(Annotated element listings)
____________

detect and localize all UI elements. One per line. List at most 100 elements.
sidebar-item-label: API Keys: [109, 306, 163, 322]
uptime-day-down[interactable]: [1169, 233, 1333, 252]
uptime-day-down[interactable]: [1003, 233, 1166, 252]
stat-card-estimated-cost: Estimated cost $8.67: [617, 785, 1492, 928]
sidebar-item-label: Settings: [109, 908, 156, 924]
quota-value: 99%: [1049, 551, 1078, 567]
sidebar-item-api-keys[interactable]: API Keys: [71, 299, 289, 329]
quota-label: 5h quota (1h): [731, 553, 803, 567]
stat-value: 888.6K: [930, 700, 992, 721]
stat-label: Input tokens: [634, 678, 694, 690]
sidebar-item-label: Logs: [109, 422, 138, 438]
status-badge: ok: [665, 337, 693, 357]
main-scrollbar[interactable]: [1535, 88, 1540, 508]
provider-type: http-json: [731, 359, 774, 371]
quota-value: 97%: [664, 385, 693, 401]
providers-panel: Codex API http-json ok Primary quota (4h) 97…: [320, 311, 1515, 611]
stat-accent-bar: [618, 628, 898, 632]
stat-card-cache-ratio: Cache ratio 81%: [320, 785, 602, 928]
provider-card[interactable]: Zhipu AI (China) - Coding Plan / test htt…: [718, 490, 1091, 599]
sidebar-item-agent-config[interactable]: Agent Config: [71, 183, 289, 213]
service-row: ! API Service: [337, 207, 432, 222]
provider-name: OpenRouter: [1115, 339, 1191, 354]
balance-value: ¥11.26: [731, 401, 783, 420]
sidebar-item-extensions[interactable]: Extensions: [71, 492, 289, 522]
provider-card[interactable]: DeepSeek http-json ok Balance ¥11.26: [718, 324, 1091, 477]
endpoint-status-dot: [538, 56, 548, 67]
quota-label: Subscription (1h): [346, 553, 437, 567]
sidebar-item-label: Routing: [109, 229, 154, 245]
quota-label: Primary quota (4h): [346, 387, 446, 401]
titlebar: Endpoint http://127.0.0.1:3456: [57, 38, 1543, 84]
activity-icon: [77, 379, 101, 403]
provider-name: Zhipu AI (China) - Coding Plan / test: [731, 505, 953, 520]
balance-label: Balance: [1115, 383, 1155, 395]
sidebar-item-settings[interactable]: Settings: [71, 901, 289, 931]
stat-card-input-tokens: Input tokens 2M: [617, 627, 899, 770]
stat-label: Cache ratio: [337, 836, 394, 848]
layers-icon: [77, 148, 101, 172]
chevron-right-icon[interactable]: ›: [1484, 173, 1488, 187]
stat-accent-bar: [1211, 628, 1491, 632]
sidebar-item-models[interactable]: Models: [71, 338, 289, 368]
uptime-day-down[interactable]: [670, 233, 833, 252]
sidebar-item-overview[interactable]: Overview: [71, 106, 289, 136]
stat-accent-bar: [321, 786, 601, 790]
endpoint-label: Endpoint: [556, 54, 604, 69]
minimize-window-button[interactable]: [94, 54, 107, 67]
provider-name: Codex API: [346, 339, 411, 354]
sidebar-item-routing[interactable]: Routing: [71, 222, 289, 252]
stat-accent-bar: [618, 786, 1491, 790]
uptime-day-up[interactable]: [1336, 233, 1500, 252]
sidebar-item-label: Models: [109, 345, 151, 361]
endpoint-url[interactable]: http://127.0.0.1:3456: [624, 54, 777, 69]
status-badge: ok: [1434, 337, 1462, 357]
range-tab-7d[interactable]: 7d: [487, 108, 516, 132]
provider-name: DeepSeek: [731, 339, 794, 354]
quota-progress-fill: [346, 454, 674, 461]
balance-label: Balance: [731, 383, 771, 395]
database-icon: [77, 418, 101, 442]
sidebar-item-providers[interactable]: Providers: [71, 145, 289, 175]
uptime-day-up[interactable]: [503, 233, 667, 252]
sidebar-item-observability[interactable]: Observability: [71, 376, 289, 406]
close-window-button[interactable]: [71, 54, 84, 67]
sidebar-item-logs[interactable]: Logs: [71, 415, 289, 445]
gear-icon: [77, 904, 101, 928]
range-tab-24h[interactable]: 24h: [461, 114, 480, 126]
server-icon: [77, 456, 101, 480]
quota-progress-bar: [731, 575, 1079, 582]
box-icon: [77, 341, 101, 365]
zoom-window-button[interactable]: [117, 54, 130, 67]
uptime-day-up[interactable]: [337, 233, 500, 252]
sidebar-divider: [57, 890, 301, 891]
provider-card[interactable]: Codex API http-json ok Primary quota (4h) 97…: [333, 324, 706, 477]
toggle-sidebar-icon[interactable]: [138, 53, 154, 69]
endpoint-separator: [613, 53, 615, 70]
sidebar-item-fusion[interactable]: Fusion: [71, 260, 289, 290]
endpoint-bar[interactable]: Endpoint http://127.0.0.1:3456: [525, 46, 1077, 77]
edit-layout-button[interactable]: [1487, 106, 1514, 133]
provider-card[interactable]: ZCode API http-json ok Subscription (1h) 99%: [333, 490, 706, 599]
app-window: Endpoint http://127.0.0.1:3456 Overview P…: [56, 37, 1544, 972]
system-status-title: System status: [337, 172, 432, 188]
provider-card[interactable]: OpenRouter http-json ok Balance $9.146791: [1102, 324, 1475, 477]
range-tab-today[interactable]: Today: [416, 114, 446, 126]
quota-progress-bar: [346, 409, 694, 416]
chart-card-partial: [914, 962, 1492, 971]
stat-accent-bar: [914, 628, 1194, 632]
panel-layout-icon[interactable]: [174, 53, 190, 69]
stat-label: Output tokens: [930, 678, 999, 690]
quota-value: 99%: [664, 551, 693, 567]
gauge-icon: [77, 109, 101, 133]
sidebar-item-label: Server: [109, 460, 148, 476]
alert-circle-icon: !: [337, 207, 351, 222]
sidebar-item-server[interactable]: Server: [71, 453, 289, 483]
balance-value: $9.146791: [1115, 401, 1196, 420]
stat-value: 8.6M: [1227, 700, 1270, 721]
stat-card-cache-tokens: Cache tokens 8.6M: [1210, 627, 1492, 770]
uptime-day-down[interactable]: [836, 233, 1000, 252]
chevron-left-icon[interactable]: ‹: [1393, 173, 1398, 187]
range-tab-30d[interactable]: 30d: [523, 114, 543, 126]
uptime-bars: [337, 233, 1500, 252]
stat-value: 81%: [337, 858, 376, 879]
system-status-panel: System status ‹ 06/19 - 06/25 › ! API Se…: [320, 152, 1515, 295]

____________

REQUIRED TASK.
Copy every line of the entries above verbatim, without changing a character.

REPLY.
detect and localize all UI elements. One per line. List at most 100 elements.
sidebar-item-label: API Keys: [109, 306, 163, 322]
uptime-day-down[interactable]: [1169, 233, 1333, 252]
uptime-day-down[interactable]: [1003, 233, 1166, 252]
stat-card-estimated-cost: Estimated cost $8.67: [617, 785, 1492, 928]
sidebar-item-label: Settings: [109, 908, 156, 924]
quota-value: 99%: [1049, 551, 1078, 567]
sidebar-item-api-keys[interactable]: API Keys: [71, 299, 289, 329]
quota-label: 5h quota (1h): [731, 553, 803, 567]
stat-value: 888.6K: [930, 700, 992, 721]
stat-label: Input tokens: [634, 678, 694, 690]
sidebar-item-label: Logs: [109, 422, 138, 438]
status-badge: ok: [665, 337, 693, 357]
main-scrollbar[interactable]: [1535, 88, 1540, 508]
provider-type: http-json: [731, 359, 774, 371]
quota-value: 97%: [664, 385, 693, 401]
providers-panel: Codex API http-json ok Primary quota (4h) 97…: [320, 311, 1515, 611]
stat-accent-bar: [618, 628, 898, 632]
stat-card-cache-ratio: Cache ratio 81%: [320, 785, 602, 928]
provider-card[interactable]: Zhipu AI (China) - Coding Plan / test htt…: [718, 490, 1091, 599]
sidebar-item-agent-config[interactable]: Agent Config: [71, 183, 289, 213]
service-row: ! API Service: [337, 207, 432, 222]
provider-name: OpenRouter: [1115, 339, 1191, 354]
balance-value: ¥11.26: [731, 401, 783, 420]
sidebar-item-extensions[interactable]: Extensions: [71, 492, 289, 522]
provider-card[interactable]: DeepSeek http-json ok Balance ¥11.26: [718, 324, 1091, 477]
endpoint-status-dot: [538, 56, 548, 67]
quota-label: Subscription (1h): [346, 553, 437, 567]
sidebar-item-label: Routing: [109, 229, 154, 245]
quota-label: Primary quota (4h): [346, 387, 446, 401]
titlebar: Endpoint http://127.0.0.1:3456: [57, 38, 1543, 84]
activity-icon: [77, 379, 101, 403]
provider-name: Zhipu AI (China) - Coding Plan / test: [731, 505, 953, 520]
balance-label: Balance: [1115, 383, 1155, 395]
sidebar-item-settings[interactable]: Settings: [71, 901, 289, 931]
stat-card-input-tokens: Input tokens 2M: [617, 627, 899, 770]
stat-label: Cache ratio: [337, 836, 394, 848]
layers-icon: [77, 148, 101, 172]
chevron-right-icon[interactable]: ›: [1484, 173, 1488, 187]
stat-accent-bar: [1211, 628, 1491, 632]
sidebar-item-models[interactable]: Models: [71, 338, 289, 368]
uptime-day-down[interactable]: [670, 233, 833, 252]
sidebar-item-overview[interactable]: Overview: [71, 106, 289, 136]
stat-accent-bar: [321, 786, 601, 790]
endpoint-label: Endpoint: [556, 54, 604, 69]
minimize-window-button[interactable]: [94, 54, 107, 67]
provider-name: Codex API: [346, 339, 411, 354]
sidebar-item-routing[interactable]: Routing: [71, 222, 289, 252]
stat-accent-bar: [618, 786, 1491, 790]
uptime-day-up[interactable]: [1336, 233, 1500, 252]
sidebar-item-label: Models: [109, 345, 151, 361]
endpoint-url[interactable]: http://127.0.0.1:3456: [624, 54, 777, 69]
status-badge: ok: [1434, 337, 1462, 357]
range-tab-7d[interactable]: 7d: [487, 108, 516, 132]
provider-name: DeepSeek: [731, 339, 794, 354]
quota-progress-fill: [346, 454, 674, 461]
balance-label: Balance: [731, 383, 771, 395]
database-icon: [77, 418, 101, 442]
sidebar-item-providers[interactable]: Providers: [71, 145, 289, 175]
uptime-day-up[interactable]: [503, 233, 667, 252]
sidebar-item-observability[interactable]: Observability: [71, 376, 289, 406]
close-window-button[interactable]: [71, 54, 84, 67]
sidebar-item-logs[interactable]: Logs: [71, 415, 289, 445]
gear-icon: [77, 904, 101, 928]
range-tab-24h[interactable]: 24h: [461, 114, 480, 126]
server-icon: [77, 456, 101, 480]
quota-progress-bar: [731, 575, 1079, 582]
box-icon: [77, 341, 101, 365]
zoom-window-button[interactable]: [117, 54, 130, 67]
uptime-day-up[interactable]: [337, 233, 500, 252]
sidebar-divider: [57, 890, 301, 891]
provider-card[interactable]: Codex API http-json ok Primary quota (4h) 97…: [333, 324, 706, 477]
toggle-sidebar-icon[interactable]: [138, 53, 154, 69]
endpoint-separator: [613, 53, 615, 70]
sidebar-item-fusion[interactable]: Fusion: [71, 260, 289, 290]
endpoint-bar[interactable]: Endpoint http://127.0.0.1:3456: [525, 46, 1077, 77]
edit-layout-button[interactable]: [1487, 106, 1514, 133]
provider-card[interactable]: ZCode API http-json ok Subscription (1h) 99%: [333, 490, 706, 599]
app-window: Endpoint http://127.0.0.1:3456 Overview P…: [56, 37, 1544, 972]
system-status-title: System status: [337, 172, 432, 188]
provider-card[interactable]: OpenRouter http-json ok Balance $9.146791: [1102, 324, 1475, 477]
range-tab-today[interactable]: Today: [416, 114, 446, 126]
quota-progress-bar: [346, 409, 694, 416]
chart-card-partial: [914, 962, 1492, 971]
stat-accent-bar: [914, 628, 1194, 632]
panel-layout-icon[interactable]: [174, 53, 190, 69]
stat-label: Output tokens: [930, 678, 999, 690]
quota-value: 99%: [664, 551, 693, 567]
gauge-icon: [77, 109, 101, 133]
sidebar-item-label: Server: [109, 460, 148, 476]
alert-circle-icon: !: [337, 207, 351, 222]
sidebar-item-server[interactable]: Server: [71, 453, 289, 483]
balance-value: $9.146791: [1115, 401, 1196, 420]
stat-value: 8.6M: [1227, 700, 1270, 721]
stat-card-cache-tokens: Cache tokens 8.6M: [1210, 627, 1492, 770]
uptime-day-down[interactable]: [836, 233, 1000, 252]
chevron-left-icon[interactable]: ‹: [1393, 173, 1398, 187]
range-tab-30d[interactable]: 30d: [523, 114, 543, 126]
uptime-bars: [337, 233, 1500, 252]
stat-value: 81%: [337, 858, 376, 879]
system-status-panel: System status ‹ 06/19 - 06/25 › ! API Se…: [320, 152, 1515, 295]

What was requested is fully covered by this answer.